> **DOCUMENT PASSAGE**
-- Begin --

The gravity model used in propagation can be selected via the `gravity_model` parameter. Available models are:

| Model | Description |
|---|---|
| `egm96` | Earth Gravitational Model 1996 (default) |
| `jgm3` | Joint Gravity Model 3 |
| `jgm2` | Joint Gravity Model 2 |
| `itugrace16` | ITU GRACE 2016 |

The `gravity_degree` and `gravity_order` parameters control the maximum degree and order of the spherical harmonic expansion.

## Future Propagation

When propagating into the future (beyond the date range of downloaded data files), the following behavior applies:

- **Earth Orientation Parameters** ($\Delta UT1$, $x_p$, $y_p$): The last available values from the EOP file are used (constant extrapolation). This is much more accurate than defaulting to zero, since these parameters change slowly.

- **Space Weather** (F10.7 solar flux, Ap geomagnetic index): When historical space weather data is not available, the [NOAA/SWPC solar cycle forecast](https://www.swpc.noaa.gov/products/solar-cycle-progression) is used for predicted F10.7 values (out ~5 years). The Ap geomagnetic index is not included in the forecast and defaults to 4. If neither source is available, fixed defaults are used (F10.7 = 150, Ap = 4). Run `satkit.utils.update_datafiles()` to download the latest forecast.

-- End --

(Coordinate annotation records)
-- Begin --

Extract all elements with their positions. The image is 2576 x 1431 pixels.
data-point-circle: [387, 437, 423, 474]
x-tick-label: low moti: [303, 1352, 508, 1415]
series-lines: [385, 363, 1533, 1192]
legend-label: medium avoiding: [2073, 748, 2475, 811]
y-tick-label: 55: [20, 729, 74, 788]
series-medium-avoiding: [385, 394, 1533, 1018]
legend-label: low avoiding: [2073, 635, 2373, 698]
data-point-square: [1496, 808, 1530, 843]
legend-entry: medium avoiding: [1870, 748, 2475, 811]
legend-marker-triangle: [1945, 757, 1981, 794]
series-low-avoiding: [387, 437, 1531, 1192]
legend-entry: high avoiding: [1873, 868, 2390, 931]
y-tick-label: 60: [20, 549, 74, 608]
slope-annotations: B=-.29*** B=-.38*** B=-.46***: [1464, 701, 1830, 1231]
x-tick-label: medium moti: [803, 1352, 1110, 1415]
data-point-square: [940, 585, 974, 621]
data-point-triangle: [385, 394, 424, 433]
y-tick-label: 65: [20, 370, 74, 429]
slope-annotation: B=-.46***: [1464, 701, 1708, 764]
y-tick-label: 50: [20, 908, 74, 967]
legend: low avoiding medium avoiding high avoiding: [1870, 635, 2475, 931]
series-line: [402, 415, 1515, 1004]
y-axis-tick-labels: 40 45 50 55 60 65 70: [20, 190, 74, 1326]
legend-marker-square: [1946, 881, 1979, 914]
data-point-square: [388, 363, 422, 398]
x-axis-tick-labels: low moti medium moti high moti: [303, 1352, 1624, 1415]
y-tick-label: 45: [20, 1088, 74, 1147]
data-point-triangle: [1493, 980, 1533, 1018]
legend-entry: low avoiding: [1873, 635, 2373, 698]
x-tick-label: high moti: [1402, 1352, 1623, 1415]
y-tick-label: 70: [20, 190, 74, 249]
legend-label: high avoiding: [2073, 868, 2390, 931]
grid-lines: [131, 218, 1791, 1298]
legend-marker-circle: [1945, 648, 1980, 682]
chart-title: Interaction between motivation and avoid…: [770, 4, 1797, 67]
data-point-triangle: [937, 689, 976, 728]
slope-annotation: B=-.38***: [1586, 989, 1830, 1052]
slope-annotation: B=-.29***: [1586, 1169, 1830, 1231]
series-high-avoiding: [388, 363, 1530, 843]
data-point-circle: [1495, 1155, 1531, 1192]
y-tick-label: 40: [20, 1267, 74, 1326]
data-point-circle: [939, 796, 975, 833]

-- End --

> **DIRECTIONS FOR THIS TASK**
Copy the passage on gravity models and future propagation word for word, from its first line to its last.

> **SOLUTION TO THIS EXERCISE**
The gravity model used in propagation can be selected via the `gravity_model` parameter. Available models are:

| Model | Description |
|---|---|
| `egm96` | Earth Gravitational Model 1996 (default) |
| `jgm3` | Joint Gravity Model 3 |
| `jgm2` | Joint Gravity Model 2 |
| `itugrace16` | ITU GRACE 2016 |

The `gravity_degree` and `gravity_order` parameters control the maximum degree and order of the spherical harmonic expansion.

## Future Propagation

When propagating into the future (beyond the date range of downloaded data files), the following behavior applies:

- **Earth Orientation Parameters** ($\Delta UT1$, $x_p$, $y_p$): The last available values from the EOP file are used (constant extrapolation). This is much more accurate than defaulting to zero, since these parameters change slowly.

- **Space Weather** (F10.7 solar flux, Ap geomagnetic index): When historical space weather data is not available, the [NOAA/SWPC solar cycle forecast](https://www.swpc.noaa.gov/products/solar-cycle-progression) is used for predicted F10.7 values (out ~5 years). The Ap geomagnetic index is not included in the forecast and defaults to 4. If neither source is available, fixed defaults are used (F10.7 = 150, Ap = 4). Run `satkit.utils.update_datafiles()` to download the latest forecast.